◆ MATERIAL TO PROCESS
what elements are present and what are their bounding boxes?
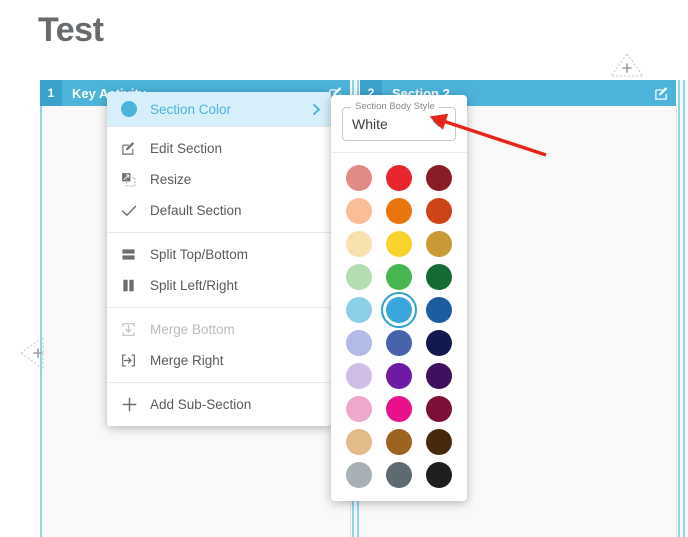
color-swatch[interactable] [345,396,372,422]
menu-group-merge: Merge Bottom Merge Right [107,308,331,382]
color-swatch[interactable] [426,363,453,389]
section-context-menu[interactable]: Section Color Edit Section Resize Defaul… [107,92,331,426]
color-swatch[interactable] [426,264,453,290]
section-body-style-select[interactable]: Section Body Style White [342,101,456,141]
color-swatch[interactable] [426,198,453,224]
menu-item-merge-bottom: Merge Bottom [107,314,331,345]
color-swatch[interactable] [426,297,453,323]
guide-rule-right-2 [683,80,685,537]
color-swatch[interactable] [426,429,453,455]
menu-item-split-left-right-label: Split Left/Right [150,278,238,293]
color-swatch[interactable] [345,462,372,488]
menu-item-add-sub-section[interactable]: Add Sub-Section [107,389,331,420]
section-1-number: 1 [40,80,62,106]
color-swatch[interactable] [426,462,453,488]
menu-item-default-section[interactable]: Default Section [107,195,331,226]
menu-item-merge-right-label: Merge Right [150,353,224,368]
color-swatch[interactable] [385,165,412,191]
color-swatch[interactable] [345,330,372,356]
section-color-panel[interactable]: Section Body Style White [331,95,467,501]
color-swatch[interactable] [345,429,372,455]
menu-group-add: Add Sub-Section [107,383,331,426]
section-body-style-legend: Section Body Style [351,101,439,113]
menu-item-resize[interactable]: Resize [107,164,331,195]
menu-group-color: Section Color [107,92,331,126]
color-swatch[interactable] [426,231,453,257]
resize-icon [121,172,143,187]
chevron-down-icon [432,115,446,133]
add-section-top-handle[interactable] [608,51,646,79]
menu-group-split: Split Top/Bottom Split Left/Right [107,233,331,307]
color-swatch[interactable] [426,396,453,422]
guide-rule-right [678,80,680,537]
color-swatch[interactable] [345,363,372,389]
section-body-style-value: White [352,116,388,132]
menu-item-edit-section-label: Edit Section [150,141,223,156]
color-dot-icon [121,101,143,117]
color-swatch[interactable] [426,330,453,356]
split-horizontal-icon [121,247,143,262]
color-swatch[interactable] [385,429,412,455]
section-2-edit-icon[interactable] [653,85,669,101]
menu-item-section-color[interactable]: Section Color [107,92,331,126]
chevron-right-icon [312,103,321,116]
color-swatch[interactable] [385,462,412,488]
menu-item-split-left-right[interactable]: Split Left/Right [107,270,331,301]
menu-item-edit-section[interactable]: Edit Section [107,133,331,164]
merge-bottom-icon [121,322,143,337]
color-swatch[interactable] [345,297,372,323]
color-swatch[interactable] [345,231,372,257]
color-swatch[interactable] [345,198,372,224]
color-swatch[interactable] [345,165,372,191]
menu-item-add-sub-section-label: Add Sub-Section [150,397,252,412]
color-swatch[interactable] [385,198,412,224]
edit-pencil-square-icon [121,141,143,156]
section-body-style-group: Section Body Style White [331,95,467,153]
menu-item-merge-bottom-label: Merge Bottom [150,322,235,337]
color-swatch[interactable] [385,330,412,356]
menu-item-merge-right[interactable]: Merge Right [107,345,331,376]
merge-right-icon [121,353,143,368]
color-swatch[interactable] [385,396,412,422]
menu-item-split-top-bottom[interactable]: Split Top/Bottom [107,239,331,270]
color-swatch[interactable] [385,363,412,389]
color-swatch[interactable] [385,264,412,290]
menu-item-section-color-label: Section Color [150,101,232,117]
color-swatch[interactable] [345,264,372,290]
color-swatch-grid[interactable] [331,153,467,501]
menu-item-split-top-bottom-label: Split Top/Bottom [150,247,249,262]
page-title: Test [38,11,104,49]
check-icon [121,204,143,218]
split-vertical-icon [121,278,143,293]
menu-group-edit: Edit Section Resize Default Section [107,127,331,232]
color-swatch[interactable] [426,165,453,191]
color-swatch[interactable] [385,231,412,257]
add-section-left-handle[interactable] [18,334,46,372]
color-swatch[interactable] [380,292,417,328]
plus-icon [121,396,143,413]
menu-item-resize-label: Resize [150,172,192,187]
menu-item-default-section-label: Default Section [150,203,242,218]
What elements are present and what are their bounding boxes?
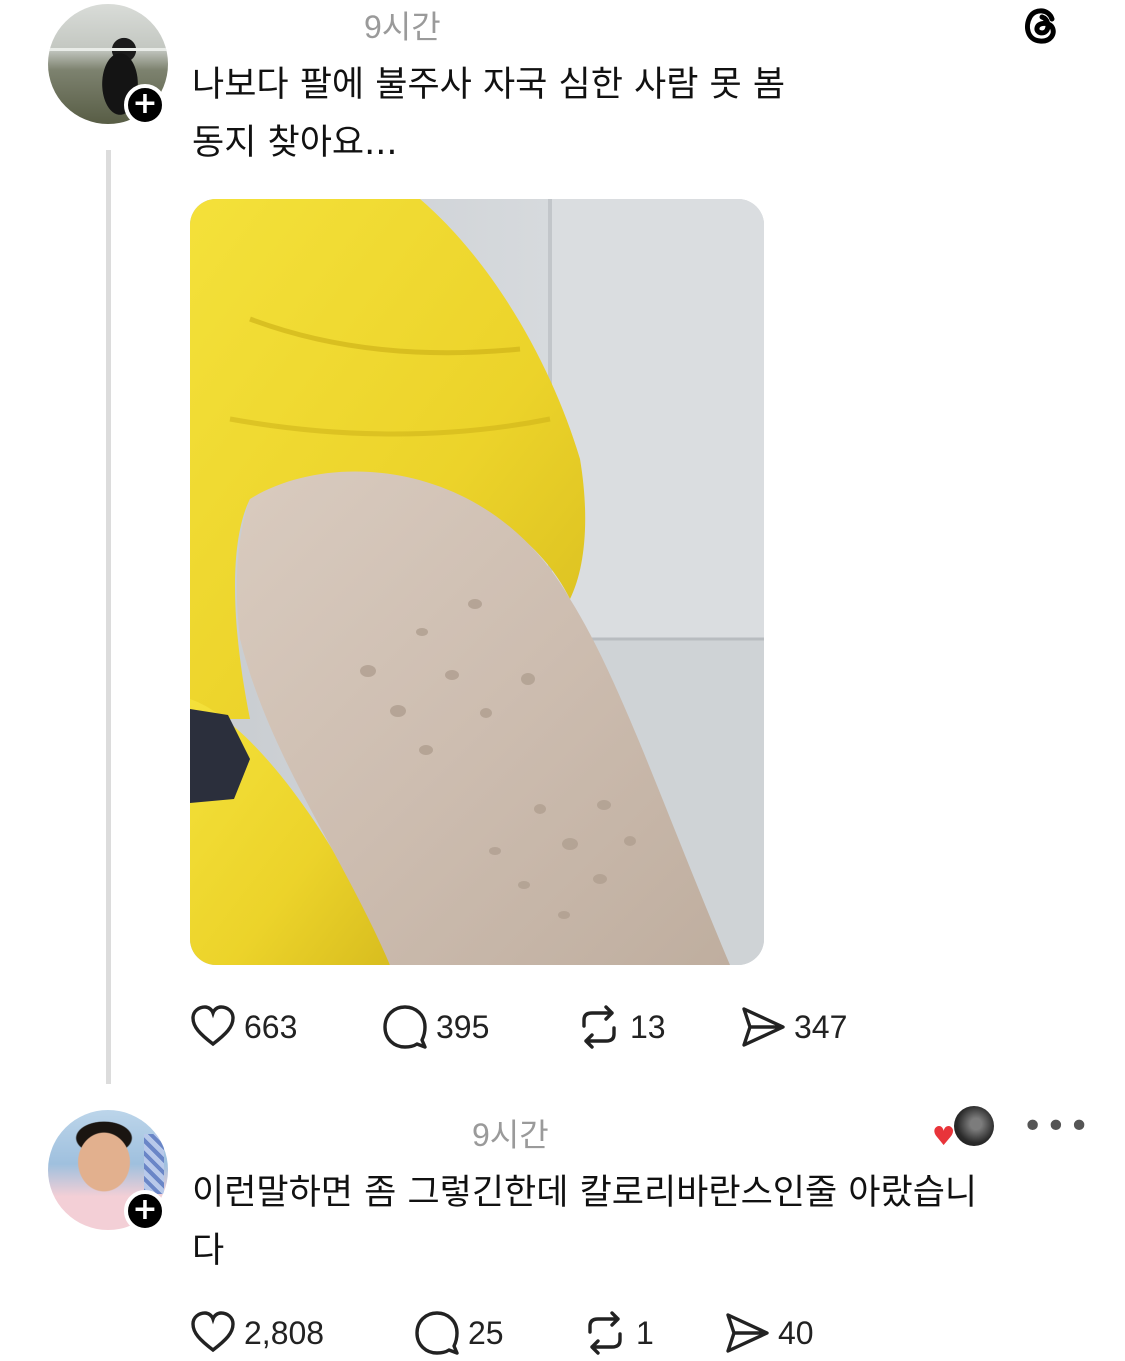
heart-icon <box>191 1005 235 1047</box>
repost-icon <box>588 1311 622 1355</box>
thread-connector-line <box>106 150 111 1084</box>
repost-button[interactable]: 13 <box>576 1004 666 1050</box>
repost-count: 13 <box>630 1008 666 1045</box>
heart-icon <box>191 1311 235 1353</box>
reply-like-count: 2,808 <box>244 1314 325 1351</box>
reply-like-button[interactable]: 2,808 <box>190 1310 324 1356</box>
post-photo[interactable] <box>190 199 764 965</box>
reply-repost-count: 1 <box>636 1314 654 1351</box>
reply-body-text: 이런말하면 좀 그렇긴한데 칼로리바란스인줄 아랐습니 다 <box>192 1173 978 1271</box>
share-button[interactable]: 347 <box>740 1004 847 1050</box>
send-icon <box>742 1007 785 1047</box>
comment-count: 395 <box>436 1008 490 1045</box>
comment-bubble-icon <box>415 1311 459 1355</box>
reply-repost-button[interactable]: 1 <box>582 1310 654 1356</box>
like-button[interactable]: 663 <box>190 1004 297 1050</box>
follow-plus-icon[interactable]: + <box>124 1190 166 1232</box>
liked-heart-icon: ♥ <box>932 1122 956 1152</box>
reply-comment-count: 25 <box>468 1314 504 1351</box>
reply-timestamp: 9시간 <box>472 1117 549 1153</box>
post-timestamp: 9시간 <box>364 9 441 45</box>
repost-icon <box>582 1005 616 1049</box>
send-icon <box>726 1313 769 1353</box>
reply-share-button[interactable]: 40 <box>724 1310 814 1356</box>
comment-bubble-icon <box>383 1005 427 1049</box>
share-count: 347 <box>794 1008 848 1045</box>
more-dots-icon[interactable]: ••• <box>1022 1106 1092 1147</box>
like-count: 663 <box>244 1008 298 1045</box>
reply-comment-button[interactable]: 25 <box>414 1310 504 1356</box>
follow-plus-icon[interactable]: + <box>124 84 166 126</box>
threads-logo-icon[interactable] <box>1016 0 1066 50</box>
comment-button[interactable]: 395 <box>382 1004 489 1050</box>
liker-avatar[interactable] <box>954 1106 994 1146</box>
reply-share-count: 40 <box>778 1314 814 1351</box>
arm-photo-image <box>190 199 764 965</box>
post-body-text: 나보다 팔에 불주사 자국 심한 사람 못 봄 동지 찾아요... <box>192 65 786 163</box>
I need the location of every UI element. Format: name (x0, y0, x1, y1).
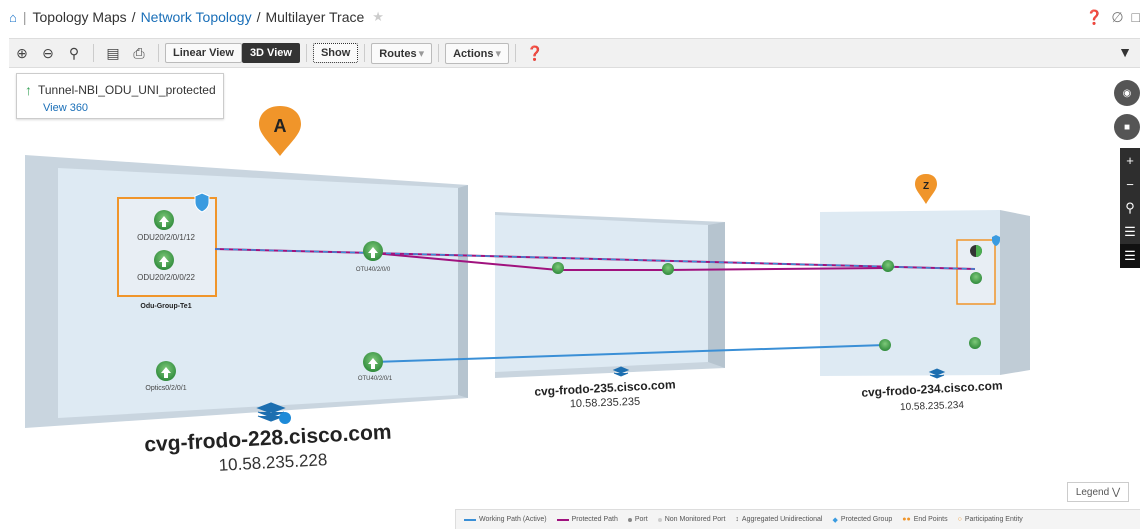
pan-control-icon[interactable]: ◉ (1114, 80, 1140, 106)
device-235-panel[interactable] (495, 212, 725, 378)
routes-dropdown[interactable]: Routes ▾ (371, 42, 433, 64)
service-info-box: ↑ Tunnel-NBI_ODU_UNI_protected View 360 (16, 73, 224, 119)
chevron-down-icon: ▾ (418, 47, 425, 60)
help-icon[interactable]: ❓ (1086, 9, 1103, 26)
port-234-odu-b[interactable] (970, 272, 982, 284)
endpoint-z-marker[interactable]: Z (915, 174, 937, 204)
legend-protected-group: ◆ Protected Group (832, 516, 893, 524)
port-label: OTU40/2/0/0 (356, 267, 391, 273)
add-icon (279, 412, 291, 424)
legend-working-path: Working Path (Active) (464, 516, 547, 523)
svg-text:10.58.235.235: 10.58.235.235 (570, 396, 641, 410)
breadcrumb-divider: | (22, 9, 27, 25)
port-235-a[interactable] (552, 262, 564, 274)
legend-bar: Working Path (Active) Protected Path Por… (455, 509, 1140, 529)
zoom-search-icon[interactable]: ⚲ (1120, 196, 1140, 220)
window-icon[interactable]: □ (1132, 9, 1140, 26)
up-arrow-icon: ↑ (25, 82, 32, 98)
home-icon[interactable]: ⌂ (9, 10, 17, 25)
print-icon[interactable]: ⎙ (130, 45, 148, 62)
port-label: OTU40/2/0/1 (358, 376, 393, 382)
legend-protected-path: Protected Path (556, 516, 618, 523)
port-label: ODU20/2/0/1/12 (137, 233, 195, 242)
svg-text:Z: Z (923, 181, 929, 192)
svg-text:cvg-frodo-234.cisco.com: cvg-frodo-234.cisco.com (861, 378, 1003, 399)
filter-icon[interactable]: ▼ (1118, 44, 1132, 60)
zoom-plus-icon[interactable]: + (1120, 148, 1140, 172)
port-optics0-2-0-1[interactable] (156, 361, 176, 381)
favorite-star-icon[interactable]: ★ (372, 9, 384, 25)
endpoint-a-marker[interactable]: A (259, 106, 301, 156)
chevron-down-icon: ⋁ (1111, 486, 1121, 498)
view-360-link[interactable]: View 360 (43, 102, 88, 114)
legend-participating-entity: ○ Participating Entity (957, 516, 1023, 523)
topology-canvas[interactable]: ODU20/2/0/1/12 ODU20/2/0/0/22 Odu-Group-… (0, 67, 1140, 529)
breadcrumb-network-topology[interactable]: Network Topology (141, 9, 252, 25)
device-234-panel[interactable] (820, 210, 1030, 376)
toolbar: ⊕ ⊖ ⚲ ▤ ⎙ Linear View 3D View Show Route… (9, 38, 1140, 68)
breadcrumb: ⌂ | Topology Maps / Network Topology / M… (9, 9, 384, 25)
svg-text:cvg-frodo-235.cisco.com: cvg-frodo-235.cisco.com (534, 377, 676, 398)
service-name: Tunnel-NBI_ODU_UNI_protected (38, 83, 216, 97)
layers-selected-icon[interactable]: ☰ (1120, 244, 1140, 268)
help-icon[interactable]: ❓ (526, 45, 544, 62)
port-label: ODU20/2/0/0/22 (137, 273, 195, 282)
svg-text:10.58.235.228: 10.58.235.228 (218, 450, 328, 475)
port-234-b[interactable] (879, 339, 891, 351)
top-right-tools: ❓ ∅ □ (1086, 9, 1140, 26)
port-otu40-2-0-1[interactable] (363, 352, 383, 372)
port-234-odu-a[interactable] (970, 245, 982, 257)
3d-view-button[interactable]: 3D View (241, 43, 300, 63)
svg-text:cvg-frodo-228.cisco.com: cvg-frodo-228.cisco.com (144, 421, 392, 457)
legend-non-monitored-port: Non Monitored Port (657, 516, 725, 523)
port-234-a[interactable] (882, 260, 894, 272)
legend-port: Port (627, 516, 648, 523)
export-icon[interactable]: ▤ (104, 45, 122, 62)
linear-view-button[interactable]: Linear View (165, 43, 242, 63)
legend-end-points: ●● End Points (902, 516, 948, 523)
port-odu20-2-0-1-12[interactable] (154, 210, 174, 230)
breadcrumb-topology-maps[interactable]: Topology Maps (33, 9, 127, 25)
legend-button[interactable]: Legend ⋁ (1067, 482, 1129, 502)
page-title: Multilayer Trace (265, 9, 365, 25)
zoom-minus-icon[interactable]: − (1120, 172, 1140, 196)
zoom-bar: + − ⚲ ☰ ☰ (1120, 148, 1140, 268)
port-odu20-2-0-0-22[interactable] (154, 250, 174, 270)
port-235-b[interactable] (662, 263, 674, 275)
layers-icon[interactable]: ☰ (1120, 220, 1140, 244)
zoom-out-icon[interactable]: ⊖ (39, 45, 57, 62)
device-228-panel[interactable] (25, 155, 468, 428)
port-234-c[interactable] (969, 337, 981, 349)
zoom-fit-icon[interactable]: ⚲ (65, 45, 83, 62)
zoom-in-icon[interactable]: ⊕ (13, 45, 31, 62)
svg-text:10.58.235.234: 10.58.235.234 (900, 400, 965, 413)
legend-aggregated: ↕ Aggregated Unidirectional (735, 516, 823, 523)
port-otu40-2-0-0[interactable] (363, 241, 383, 261)
actions-dropdown[interactable]: Actions ▾ (445, 42, 509, 64)
chevron-down-icon: ▾ (495, 47, 501, 60)
sync-icon[interactable]: ∅ (1111, 9, 1123, 26)
rotate-control-icon[interactable]: ■ (1114, 114, 1140, 140)
port-label: Optics0/2/0/1 (145, 385, 186, 392)
group-label: Odu-Group-Te1 (140, 303, 191, 310)
svg-text:A: A (274, 116, 287, 136)
show-button[interactable]: Show (312, 43, 359, 63)
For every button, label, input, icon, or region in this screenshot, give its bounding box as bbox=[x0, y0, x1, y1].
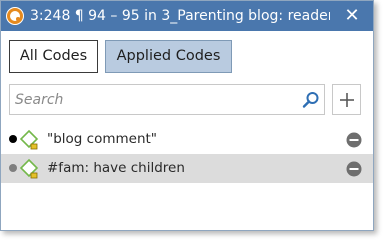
close-icon: ✕ bbox=[344, 5, 360, 26]
remove-code-icon[interactable] bbox=[346, 161, 362, 177]
code-row-fam-have-children[interactable]: #fam: have children bbox=[1, 154, 373, 183]
search-input[interactable] bbox=[15, 89, 295, 111]
search-icon[interactable] bbox=[302, 91, 320, 109]
add-code-button[interactable] bbox=[332, 84, 361, 115]
applied-codes-list: "blog comment" #fam: have children bbox=[1, 125, 373, 183]
title-bar[interactable]: 3:248 ¶ 94 – 95 in 3_Parenting blog: rea… bbox=[1, 1, 373, 31]
remove-code-icon[interactable] bbox=[346, 132, 362, 148]
code-bullet bbox=[9, 135, 17, 143]
tab-all-codes[interactable]: All Codes bbox=[9, 40, 98, 73]
code-row-blog-comment[interactable]: "blog comment" bbox=[1, 125, 373, 154]
close-button[interactable]: ✕ bbox=[341, 5, 363, 27]
plus-icon bbox=[340, 93, 354, 107]
app-logo-icon bbox=[6, 7, 24, 25]
applied-codes-window: 3:248 ¶ 94 – 95 in 3_Parenting blog: rea… bbox=[0, 0, 374, 231]
code-label: #fam: have children bbox=[47, 160, 185, 176]
code-bullet bbox=[9, 164, 17, 172]
code-diamond-icon bbox=[19, 158, 39, 179]
code-diamond-icon bbox=[19, 129, 39, 150]
window-title: 3:248 ¶ 94 – 95 in 3_Parenting blog: rea… bbox=[30, 8, 330, 24]
search-box bbox=[9, 84, 325, 115]
code-label: "blog comment" bbox=[47, 131, 157, 147]
tab-applied-codes[interactable]: Applied Codes bbox=[105, 40, 232, 73]
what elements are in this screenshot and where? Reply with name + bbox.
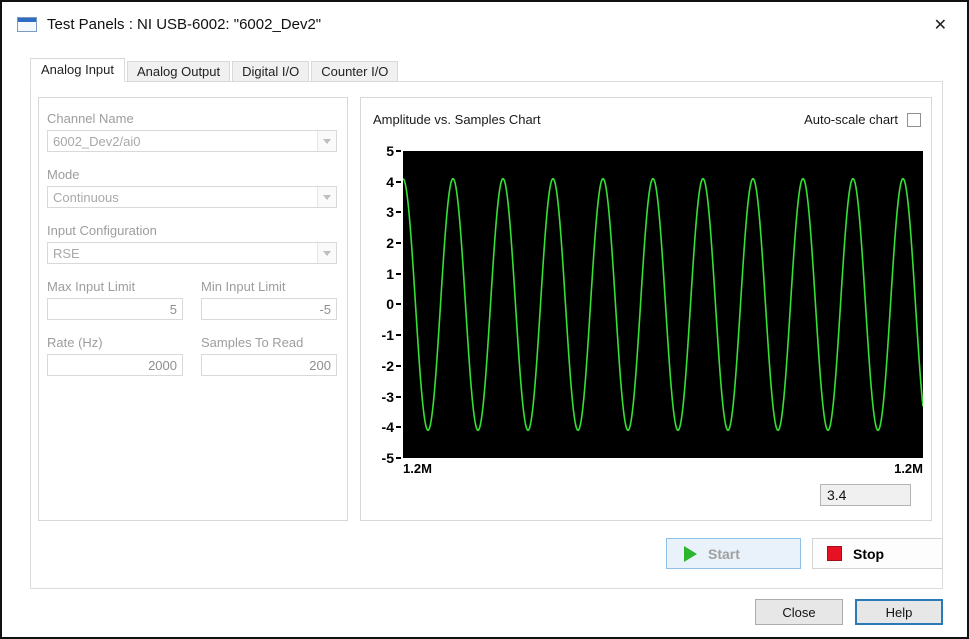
chevron-down-icon (317, 243, 336, 263)
y-tick: -3 (382, 389, 401, 405)
mode-value: Continuous (53, 189, 119, 205)
y-tick: 1 (386, 266, 401, 282)
y-tick: 4 (386, 174, 401, 190)
app-icon (17, 17, 37, 32)
y-tick-label: 3 (386, 204, 394, 221)
max-input-limit-field[interactable] (47, 298, 183, 320)
y-tick-label: -1 (381, 327, 394, 344)
tick-mark (396, 426, 401, 429)
tab-counter-io[interactable]: Counter I/O (311, 61, 399, 82)
tick-mark (396, 303, 401, 306)
chart-header: Amplitude vs. Samples Chart Auto-scale c… (373, 112, 921, 127)
chevron-down-icon (317, 187, 336, 207)
y-axis-labels: 5 4 3 2 1 0 -1 -2 -3 -4 -5 (361, 143, 401, 466)
y-tick-label: -2 (381, 357, 394, 374)
input-configuration-label: Input Configuration (47, 223, 157, 238)
autoscale-group: Auto-scale chart (804, 112, 921, 127)
analog-input-tab-page: Channel Name 6002_Dev2/ai0 Mode Continuo… (30, 81, 943, 589)
input-configuration-select[interactable]: RSE (47, 242, 337, 264)
rate-samples-row: Rate (Hz) Samples To Read (47, 335, 337, 376)
play-icon (684, 545, 697, 562)
waveform-svg (403, 177, 923, 432)
y-tick: -2 (382, 358, 401, 374)
tab-strip: Analog Input Analog Output Digital I/O C… (30, 58, 400, 82)
rate-field[interactable] (47, 354, 183, 376)
window-close-button[interactable]: ✕ (930, 13, 951, 37)
input-limit-row: Max Input Limit Min Input Limit (47, 279, 337, 320)
channel-name-select[interactable]: 6002_Dev2/ai0 (47, 130, 337, 152)
rate-group: Rate (Hz) (47, 335, 183, 376)
mode-field-group: Mode Continuous (47, 167, 337, 208)
tick-mark (396, 364, 401, 367)
config-panel: Channel Name 6002_Dev2/ai0 Mode Continuo… (38, 97, 348, 521)
y-tick: 2 (386, 235, 401, 251)
max-input-limit-group: Max Input Limit (47, 279, 183, 320)
input-configuration-value: RSE (53, 245, 80, 261)
help-button[interactable]: Help (855, 599, 943, 625)
y-tick-label: 1 (386, 265, 394, 282)
y-tick-label: 2 (386, 235, 394, 252)
chart-title: Amplitude vs. Samples Chart (373, 112, 541, 127)
tick-mark (396, 242, 401, 245)
tick-mark (396, 272, 401, 275)
samples-to-read-group: Samples To Read (201, 335, 337, 376)
stop-button[interactable]: Stop (812, 538, 943, 569)
tick-mark (396, 456, 401, 459)
y-tick: -4 (382, 419, 401, 435)
x-axis-labels: 1.2M 1.2M (403, 461, 923, 476)
tick-mark (396, 211, 401, 214)
tab-analog-output[interactable]: Analog Output (127, 61, 231, 82)
y-tick-label: -5 (381, 449, 394, 466)
stop-button-label: Stop (853, 545, 885, 562)
tick-mark (396, 334, 401, 337)
y-tick: 3 (386, 204, 401, 220)
window-title: Test Panels : NI USB-6002: "6002_Dev2" (47, 16, 322, 33)
max-input-limit-label: Max Input Limit (47, 279, 136, 294)
x-axis-start-label: 1.2M (403, 461, 432, 476)
min-input-limit-group: Min Input Limit (201, 279, 337, 320)
y-tick-label: 4 (386, 173, 394, 190)
y-tick-label: 0 (386, 296, 394, 313)
x-axis-end-label: 1.2M (894, 461, 923, 476)
y-tick-label: -4 (381, 419, 394, 436)
y-tick-label: -3 (381, 388, 394, 405)
tick-mark (396, 395, 401, 398)
chart-panel: Amplitude vs. Samples Chart Auto-scale c… (360, 97, 932, 521)
mode-select[interactable]: Continuous (47, 186, 337, 208)
auto-scale-checkbox[interactable] (907, 112, 921, 127)
tab-analog-input[interactable]: Analog Input (30, 58, 126, 82)
tick-mark (396, 180, 401, 183)
min-input-limit-label: Min Input Limit (201, 279, 286, 294)
channel-name-label: Channel Name (47, 111, 134, 126)
channel-name-field-group: Channel Name 6002_Dev2/ai0 (47, 111, 337, 152)
titlebar: Test Panels : NI USB-6002: "6002_Dev2" ✕ (2, 2, 967, 47)
stop-icon (827, 546, 842, 561)
start-button-label: Start (708, 545, 740, 562)
samples-to-read-label: Samples To Read (201, 335, 304, 350)
mode-label: Mode (47, 167, 80, 182)
rate-label: Rate (Hz) (47, 335, 103, 350)
samples-to-read-field[interactable] (201, 354, 337, 376)
last-sample-value: 3.4 (820, 484, 911, 506)
y-tick: 0 (386, 296, 401, 312)
y-tick-label: 5 (386, 143, 394, 159)
start-button[interactable]: Start (666, 538, 801, 569)
min-input-limit-field[interactable] (201, 298, 337, 320)
y-tick: 5 (386, 143, 401, 159)
autoscale-label: Auto-scale chart (804, 112, 898, 127)
test-panels-window: Test Panels : NI USB-6002: "6002_Dev2" ✕… (0, 0, 969, 639)
sine-wave (403, 177, 923, 432)
close-button[interactable]: Close (755, 599, 843, 625)
input-configuration-field-group: Input Configuration RSE (47, 223, 337, 264)
chevron-down-icon (317, 131, 336, 151)
tab-digital-io[interactable]: Digital I/O (232, 61, 310, 82)
waveform-chart (403, 151, 923, 458)
y-tick: -5 (382, 450, 401, 466)
tick-mark (396, 150, 401, 152)
channel-name-value: 6002_Dev2/ai0 (53, 133, 141, 149)
y-tick: -1 (382, 327, 401, 343)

◆ EXERCISE DETAILS
Render the lines from the one containing "chevron-down-icon (317, 243, 336, 263)" through the one containing "rate-group: Rate (Hz) (47, 335, 183, 376)" as a Markdown table with two columns, Number and Entry. Number each line in order, put its text in Entry, and omit any blank lines.

◆ WRITTEN REPLY
| Number | Entry |
|---|---|
| 1 | chevron-down-icon (317, 243, 336, 263) |
| 2 | y-tick: -3 (382, 389, 401, 405) |
| 3 | mode-value: Continuous (53, 189, 119, 205) |
| 4 | y-tick: 1 (386, 266, 401, 282) |
| 5 | y-tick: 4 (386, 174, 401, 190) |
| 6 | app-icon (17, 17, 37, 32) |
| 7 | y-tick-label: 3 (386, 204, 394, 221) |
| 8 | max-input-limit-field[interactable] (47, 298, 183, 320) |
| 9 | y-tick-label: -1 (381, 327, 394, 344) |
| 10 | tick-mark (396, 426, 401, 429) |
| 11 | tab-counter-io[interactable]: Counter I/O (311, 61, 399, 82) |
| 12 | tick-mark (396, 303, 401, 306) |
| 13 | chart-header: Amplitude vs. Samples Chart Auto-scale c… (373, 112, 921, 127) |
| 14 | chevron-down-icon (317, 187, 336, 207) |
| 15 | y-axis-labels: 5 4 3 2 1 0 -1 -2 -3 -4 -5 (361, 143, 401, 466) |
| 16 | y-tick-label: -2 (381, 357, 394, 374) |
| 17 | input-configuration-label: Input Configuration (47, 223, 157, 238) |
| 18 | autoscale-group: Auto-scale chart (804, 112, 921, 127) |
| 19 | analog-input-tab-page: Channel Name 6002_Dev2/ai0 Mode Continuo… (30, 81, 943, 589) |
| 20 | input-configuration-select[interactable]: RSE (47, 242, 337, 264) |
| 21 | rate-samples-row: Rate (Hz) Samples To Read (47, 335, 337, 376) |
| 22 | play-icon (684, 545, 697, 562) |
| 23 | waveform-svg (403, 177, 923, 432) |
| 24 | y-tick: -2 (382, 358, 401, 374) |
| 25 | tab-strip: Analog Input Analog Output Digital I/O C… (30, 58, 400, 82) |
| 26 | rate-field[interactable] (47, 354, 183, 376) |
| 27 | window-close-button[interactable]: ✕ (930, 13, 951, 37) |
| 28 | input-limit-row: Max Input Limit Min Input Limit (47, 279, 337, 320) |
| 29 | channel-name-select[interactable]: 6002_Dev2/ai0 (47, 130, 337, 152) |
| 30 | rate-group: Rate (Hz) (47, 335, 183, 376) |